# [Aufgaben]
[a] Beantworte anhand des Textes:
(i) Wie hoch waren die Schulden von Schalke 04 schon vor Corona?
(ii) Zum wievielten Mal hintereinander ist der FC Bayern München Deutscher Meister?
(iii) Wie viel Geld im Monat verlangt der Spieler, der aus der Jugend zu einem Gießener A-Ligisten wechselt?
[b] Gib den Text zwischen „Ein Spieler, der“ und „Instituts für Fankultur.“ einschließlich wieder und tausche dabei „Bratwurst“ gegen „Currywurst“ aus.

# [Text]

>>

THEMA: +++ Prof. Dr. Harald Lange vom Fan-Institut in Würzburg stellt Kernfrage und lädt zum Mitmachen ein: Welchen Fußball wollen wir? +++

giessen/würzburg. Clemens Tönnies tritt zurück, von Entschuldigungen keine Spur. Weiterhin weht ein Hauch von Selbstgerechtigkeit durch die Arena „AufSchalke“, 200 Millionen Euro Schulden schon vor Corona, die 450-Euro-Jobber im Verein in der Krise freigestellt, das Gehalt der Stars auf 2,5 Millionen Euro künftig gedeckelt – Schalke 04 ist ein Malocherklub? Was haben wir gelacht. Leroy Sané taucht an einem späten Mittwochabend in München auf, eingeflogen mit dem Privatjet zu Vertragsverhandlungen. Auf Sport 1 kursiert ein Video, wie Pierre-Emerick Aubameyang mit einem Ferrari durch London brettert, Kostenpunkt des Autos angeblich drei Millionen Euro. Der FC Bayern München ist DFB-Pokalsieger und zum achten Mal hintereinander Deutscher Meister. Alles verdient, da aber Geld doch Tore schießt, wird die Bundesliga zu einem Hort der Langeweile, was den Titel-Kampf angeht.

Ein Spieler, der aus der Jugend zu einem Gießener A-Ligisten wechselt, beginnt das Gespräch einleitend damit, dass er gerne dort spielen wolle: „Aber nur, wenn ich 150 Euro im Monat bekomme.“ Ein paar Beispiele von vielen. Angesichts dieser Entwicklung darf man sich schon einmal eine entscheidende Frage stellen: „Welchen Fußball wollen wir?“ Einer, der diese Frage irgendwo an der Schnittstelle zwischen profunder wissenschaftlicher Analyse und der Bratwurst mit Senf im Stadionbereich stellt, ist Harald Lange, Professor für Sportwissenschaft an der Universität Würzburg, Inhaber des dortigen Lehrstuhls und – einzigartig in Deutschland – Gründer des einflussreichen Instituts für Fankultur.

<<

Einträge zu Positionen
>>

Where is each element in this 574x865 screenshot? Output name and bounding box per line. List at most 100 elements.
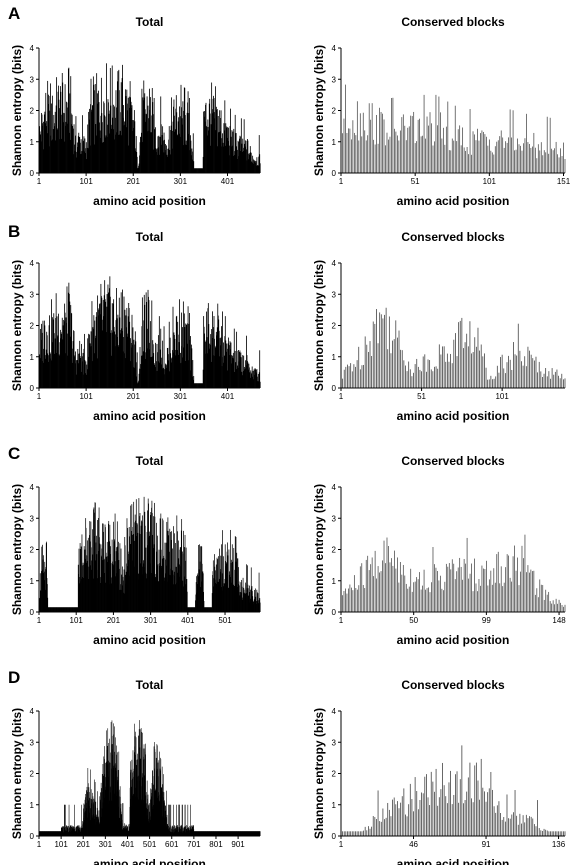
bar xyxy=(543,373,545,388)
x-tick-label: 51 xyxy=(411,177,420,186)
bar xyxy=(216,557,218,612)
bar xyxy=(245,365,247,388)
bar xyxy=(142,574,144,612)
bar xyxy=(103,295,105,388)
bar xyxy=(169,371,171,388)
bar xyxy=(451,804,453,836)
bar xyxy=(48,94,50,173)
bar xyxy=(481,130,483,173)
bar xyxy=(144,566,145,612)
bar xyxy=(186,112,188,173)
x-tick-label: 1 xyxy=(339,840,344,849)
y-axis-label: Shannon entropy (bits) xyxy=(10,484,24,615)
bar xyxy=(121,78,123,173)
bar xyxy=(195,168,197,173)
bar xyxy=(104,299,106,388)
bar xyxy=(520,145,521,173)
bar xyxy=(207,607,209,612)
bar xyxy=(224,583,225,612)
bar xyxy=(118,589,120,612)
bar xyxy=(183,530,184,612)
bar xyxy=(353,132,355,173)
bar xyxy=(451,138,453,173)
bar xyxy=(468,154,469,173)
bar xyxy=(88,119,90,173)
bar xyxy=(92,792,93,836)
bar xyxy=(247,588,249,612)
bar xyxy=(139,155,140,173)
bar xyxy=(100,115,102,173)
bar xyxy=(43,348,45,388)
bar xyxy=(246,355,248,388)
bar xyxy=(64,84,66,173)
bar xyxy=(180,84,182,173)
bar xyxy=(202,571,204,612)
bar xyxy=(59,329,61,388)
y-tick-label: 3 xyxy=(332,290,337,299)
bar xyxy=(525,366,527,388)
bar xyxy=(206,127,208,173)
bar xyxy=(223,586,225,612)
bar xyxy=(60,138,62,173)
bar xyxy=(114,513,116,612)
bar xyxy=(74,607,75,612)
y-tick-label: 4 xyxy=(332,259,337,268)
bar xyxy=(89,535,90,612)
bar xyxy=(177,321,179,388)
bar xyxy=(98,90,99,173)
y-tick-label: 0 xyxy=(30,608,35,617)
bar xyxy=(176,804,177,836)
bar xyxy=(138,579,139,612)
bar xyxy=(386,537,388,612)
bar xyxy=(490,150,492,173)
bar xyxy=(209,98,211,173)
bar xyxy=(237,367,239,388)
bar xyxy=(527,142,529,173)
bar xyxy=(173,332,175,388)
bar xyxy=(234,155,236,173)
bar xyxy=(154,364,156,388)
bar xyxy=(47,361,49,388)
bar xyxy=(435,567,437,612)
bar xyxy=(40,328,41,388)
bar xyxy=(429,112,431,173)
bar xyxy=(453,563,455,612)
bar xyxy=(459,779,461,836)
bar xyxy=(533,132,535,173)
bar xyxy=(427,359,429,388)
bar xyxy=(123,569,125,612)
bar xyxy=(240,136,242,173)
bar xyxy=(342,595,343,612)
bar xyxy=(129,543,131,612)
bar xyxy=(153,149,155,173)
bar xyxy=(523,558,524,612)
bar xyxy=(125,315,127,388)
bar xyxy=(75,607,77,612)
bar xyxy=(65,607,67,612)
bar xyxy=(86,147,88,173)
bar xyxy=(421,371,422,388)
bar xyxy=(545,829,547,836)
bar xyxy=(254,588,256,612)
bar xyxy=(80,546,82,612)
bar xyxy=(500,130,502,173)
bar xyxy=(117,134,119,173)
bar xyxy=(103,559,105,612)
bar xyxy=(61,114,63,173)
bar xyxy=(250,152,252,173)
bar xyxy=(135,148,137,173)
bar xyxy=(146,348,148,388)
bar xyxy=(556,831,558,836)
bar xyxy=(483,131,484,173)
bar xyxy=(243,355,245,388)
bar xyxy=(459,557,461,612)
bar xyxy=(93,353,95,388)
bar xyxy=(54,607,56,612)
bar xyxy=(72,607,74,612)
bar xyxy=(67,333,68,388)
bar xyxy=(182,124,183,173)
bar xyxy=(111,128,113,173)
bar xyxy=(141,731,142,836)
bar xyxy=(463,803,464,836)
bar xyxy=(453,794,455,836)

<<

# [Lösungen]
[a]
(i) 200 Millionen Euro
(ii) Zum achten Mal
(iii) 150 Euro

[b]
Ein Spieler, der aus der Jugend zu einem Gießener A-Ligisten wechselt, beginnt das Gespräch einleitend damit, dass er gerne dort spielen wolle: „Aber nur, wenn ich 150 Euro im Monat bekomme.“ Ein paar Beispiele von vielen. Angesichts dieser Entwicklung darf man sich schon einmal eine entscheidende Frage stellen: „Welchen Fußball wollen wir?“ Einer, der diese Frage irgendwo an der Schnittstelle zwischen profunder wissenschaftlicher Analyse und der Currywurst mit Senf im Stadionbereich stellt, ist Harald Lange, Professor für Sportwissenschaft an der Universität Würzburg, Inhaber des dortigen Lehrstuhls und – einzigartig in Deutschland – Gründer des einflussreichen Instituts für Fankultur.